(Dataset items)
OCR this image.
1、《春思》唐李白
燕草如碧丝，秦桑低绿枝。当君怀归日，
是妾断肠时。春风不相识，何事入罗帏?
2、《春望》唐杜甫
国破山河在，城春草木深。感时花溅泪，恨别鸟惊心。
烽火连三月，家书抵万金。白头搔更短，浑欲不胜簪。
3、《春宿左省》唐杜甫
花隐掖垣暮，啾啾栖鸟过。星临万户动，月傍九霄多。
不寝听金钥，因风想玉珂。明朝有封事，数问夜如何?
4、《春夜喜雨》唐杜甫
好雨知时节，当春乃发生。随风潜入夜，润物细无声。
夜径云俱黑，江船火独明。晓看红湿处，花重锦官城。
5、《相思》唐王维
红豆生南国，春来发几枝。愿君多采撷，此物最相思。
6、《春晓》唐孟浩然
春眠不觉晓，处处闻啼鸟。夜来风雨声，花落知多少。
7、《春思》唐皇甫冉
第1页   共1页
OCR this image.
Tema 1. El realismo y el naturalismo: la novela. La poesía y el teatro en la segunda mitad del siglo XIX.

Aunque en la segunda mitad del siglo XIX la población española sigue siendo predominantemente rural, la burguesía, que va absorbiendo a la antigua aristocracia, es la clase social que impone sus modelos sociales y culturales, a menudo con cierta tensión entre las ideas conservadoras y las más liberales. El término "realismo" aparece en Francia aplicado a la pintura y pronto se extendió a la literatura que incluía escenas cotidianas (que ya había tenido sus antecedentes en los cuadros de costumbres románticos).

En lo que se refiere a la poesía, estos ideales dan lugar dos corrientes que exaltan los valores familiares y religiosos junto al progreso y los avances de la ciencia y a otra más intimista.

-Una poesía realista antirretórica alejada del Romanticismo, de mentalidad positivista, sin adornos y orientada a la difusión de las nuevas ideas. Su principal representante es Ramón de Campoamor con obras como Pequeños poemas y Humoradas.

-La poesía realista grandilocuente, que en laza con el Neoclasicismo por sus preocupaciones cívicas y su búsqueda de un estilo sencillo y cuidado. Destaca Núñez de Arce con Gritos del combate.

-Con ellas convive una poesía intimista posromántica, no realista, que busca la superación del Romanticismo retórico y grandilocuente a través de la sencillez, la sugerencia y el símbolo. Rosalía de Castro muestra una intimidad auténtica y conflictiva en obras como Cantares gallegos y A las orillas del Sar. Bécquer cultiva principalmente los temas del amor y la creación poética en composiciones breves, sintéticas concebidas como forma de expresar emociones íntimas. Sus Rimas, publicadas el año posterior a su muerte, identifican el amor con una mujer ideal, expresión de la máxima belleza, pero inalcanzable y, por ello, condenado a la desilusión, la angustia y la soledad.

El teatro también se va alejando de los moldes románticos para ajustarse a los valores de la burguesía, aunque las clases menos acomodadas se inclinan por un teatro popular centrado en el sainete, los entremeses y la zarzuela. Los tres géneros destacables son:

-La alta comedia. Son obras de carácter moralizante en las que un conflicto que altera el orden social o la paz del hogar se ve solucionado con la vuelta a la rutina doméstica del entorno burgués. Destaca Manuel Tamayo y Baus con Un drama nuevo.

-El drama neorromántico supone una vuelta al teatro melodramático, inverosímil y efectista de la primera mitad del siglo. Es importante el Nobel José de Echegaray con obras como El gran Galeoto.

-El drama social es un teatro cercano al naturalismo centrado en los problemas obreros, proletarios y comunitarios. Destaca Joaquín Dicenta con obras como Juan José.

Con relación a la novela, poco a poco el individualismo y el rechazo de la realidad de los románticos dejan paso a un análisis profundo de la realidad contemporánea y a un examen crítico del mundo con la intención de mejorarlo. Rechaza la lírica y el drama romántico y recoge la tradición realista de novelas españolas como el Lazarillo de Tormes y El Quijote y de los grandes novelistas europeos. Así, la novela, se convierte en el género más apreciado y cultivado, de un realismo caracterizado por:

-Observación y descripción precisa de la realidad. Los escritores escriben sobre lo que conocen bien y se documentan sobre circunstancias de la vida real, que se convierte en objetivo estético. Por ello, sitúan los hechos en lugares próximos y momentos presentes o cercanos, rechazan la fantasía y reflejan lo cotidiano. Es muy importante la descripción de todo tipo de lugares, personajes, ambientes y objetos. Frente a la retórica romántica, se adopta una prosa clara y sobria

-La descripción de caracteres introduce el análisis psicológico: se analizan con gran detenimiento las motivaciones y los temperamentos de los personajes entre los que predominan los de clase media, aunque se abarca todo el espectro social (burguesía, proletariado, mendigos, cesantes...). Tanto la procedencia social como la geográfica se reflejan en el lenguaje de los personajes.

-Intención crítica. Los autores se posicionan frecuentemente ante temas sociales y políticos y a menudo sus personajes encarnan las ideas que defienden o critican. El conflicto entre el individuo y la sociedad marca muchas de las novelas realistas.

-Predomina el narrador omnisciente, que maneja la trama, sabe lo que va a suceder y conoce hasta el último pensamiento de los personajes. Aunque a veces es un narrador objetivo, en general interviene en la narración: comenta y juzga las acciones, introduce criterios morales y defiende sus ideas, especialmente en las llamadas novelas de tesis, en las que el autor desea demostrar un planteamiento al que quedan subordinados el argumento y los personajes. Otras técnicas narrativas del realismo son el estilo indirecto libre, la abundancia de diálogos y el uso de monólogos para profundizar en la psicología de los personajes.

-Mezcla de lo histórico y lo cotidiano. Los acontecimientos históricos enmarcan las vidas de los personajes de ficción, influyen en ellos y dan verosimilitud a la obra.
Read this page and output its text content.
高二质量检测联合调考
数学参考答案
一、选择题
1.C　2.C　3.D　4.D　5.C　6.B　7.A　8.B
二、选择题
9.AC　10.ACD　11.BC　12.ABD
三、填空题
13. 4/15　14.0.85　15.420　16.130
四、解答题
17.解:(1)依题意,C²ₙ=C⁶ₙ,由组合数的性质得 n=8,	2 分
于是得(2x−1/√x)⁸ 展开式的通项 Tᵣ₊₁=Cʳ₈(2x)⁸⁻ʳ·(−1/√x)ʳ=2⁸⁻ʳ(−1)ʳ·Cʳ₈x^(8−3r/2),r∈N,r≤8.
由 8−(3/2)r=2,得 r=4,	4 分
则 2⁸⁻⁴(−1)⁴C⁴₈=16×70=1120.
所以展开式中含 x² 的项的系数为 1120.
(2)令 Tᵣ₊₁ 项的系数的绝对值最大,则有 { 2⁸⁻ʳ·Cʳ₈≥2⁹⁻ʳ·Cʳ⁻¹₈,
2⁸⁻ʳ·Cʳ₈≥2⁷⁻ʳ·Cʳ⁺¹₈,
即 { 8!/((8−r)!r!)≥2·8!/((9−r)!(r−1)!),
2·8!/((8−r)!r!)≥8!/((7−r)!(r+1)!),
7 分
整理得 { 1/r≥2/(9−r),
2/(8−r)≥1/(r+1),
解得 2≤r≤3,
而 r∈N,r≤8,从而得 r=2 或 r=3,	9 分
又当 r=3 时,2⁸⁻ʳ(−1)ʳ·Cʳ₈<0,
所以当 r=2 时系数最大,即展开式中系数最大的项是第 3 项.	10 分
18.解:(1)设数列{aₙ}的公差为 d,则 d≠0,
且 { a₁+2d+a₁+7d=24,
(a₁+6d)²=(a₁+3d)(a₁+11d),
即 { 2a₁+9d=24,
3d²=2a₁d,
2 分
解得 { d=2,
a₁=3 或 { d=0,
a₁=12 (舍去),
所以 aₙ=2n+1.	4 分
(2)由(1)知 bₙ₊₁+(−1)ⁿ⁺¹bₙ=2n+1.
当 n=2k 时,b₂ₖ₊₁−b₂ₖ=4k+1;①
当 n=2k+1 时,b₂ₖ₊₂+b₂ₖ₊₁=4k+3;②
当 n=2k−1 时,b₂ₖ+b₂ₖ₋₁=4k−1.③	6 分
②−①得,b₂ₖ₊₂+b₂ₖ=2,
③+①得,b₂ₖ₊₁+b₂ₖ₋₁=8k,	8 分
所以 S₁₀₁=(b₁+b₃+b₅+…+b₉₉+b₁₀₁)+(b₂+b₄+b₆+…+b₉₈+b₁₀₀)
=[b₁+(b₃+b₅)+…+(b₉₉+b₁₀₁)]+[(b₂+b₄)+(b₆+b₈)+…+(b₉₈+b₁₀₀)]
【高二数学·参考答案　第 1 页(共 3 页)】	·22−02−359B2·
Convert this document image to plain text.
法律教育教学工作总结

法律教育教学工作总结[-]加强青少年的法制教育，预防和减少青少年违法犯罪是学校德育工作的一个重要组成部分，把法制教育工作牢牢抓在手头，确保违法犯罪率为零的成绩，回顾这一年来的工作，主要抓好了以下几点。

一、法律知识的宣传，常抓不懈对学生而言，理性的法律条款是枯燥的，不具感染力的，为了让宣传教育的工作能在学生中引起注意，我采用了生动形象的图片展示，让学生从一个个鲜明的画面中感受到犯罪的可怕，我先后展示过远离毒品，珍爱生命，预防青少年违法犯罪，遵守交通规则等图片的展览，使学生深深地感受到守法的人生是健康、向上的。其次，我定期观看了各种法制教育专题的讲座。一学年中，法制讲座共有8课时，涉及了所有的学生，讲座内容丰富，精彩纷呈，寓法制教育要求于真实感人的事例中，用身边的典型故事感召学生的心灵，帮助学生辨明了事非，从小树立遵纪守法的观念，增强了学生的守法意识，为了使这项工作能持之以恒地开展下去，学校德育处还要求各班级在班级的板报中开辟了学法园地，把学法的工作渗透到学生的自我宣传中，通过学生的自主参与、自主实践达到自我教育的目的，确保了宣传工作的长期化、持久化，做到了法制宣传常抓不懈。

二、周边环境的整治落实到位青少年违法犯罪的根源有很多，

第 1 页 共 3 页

EXERCISE INSTRUCTIONS
Look over the records above and copy each line that includes the string "法律教育教学工作总结".

REPLY
法律教育教学工作总结
法律教育教学工作总结[-]加强青少年的法制教育，预防和减少青少年违法犯罪是学校德育工作的一个重要组成部分，把法制教育工作牢牢抓在手头，确保违法犯罪率为零的成绩，回顾这一年来的工作，主要抓好了以下几点。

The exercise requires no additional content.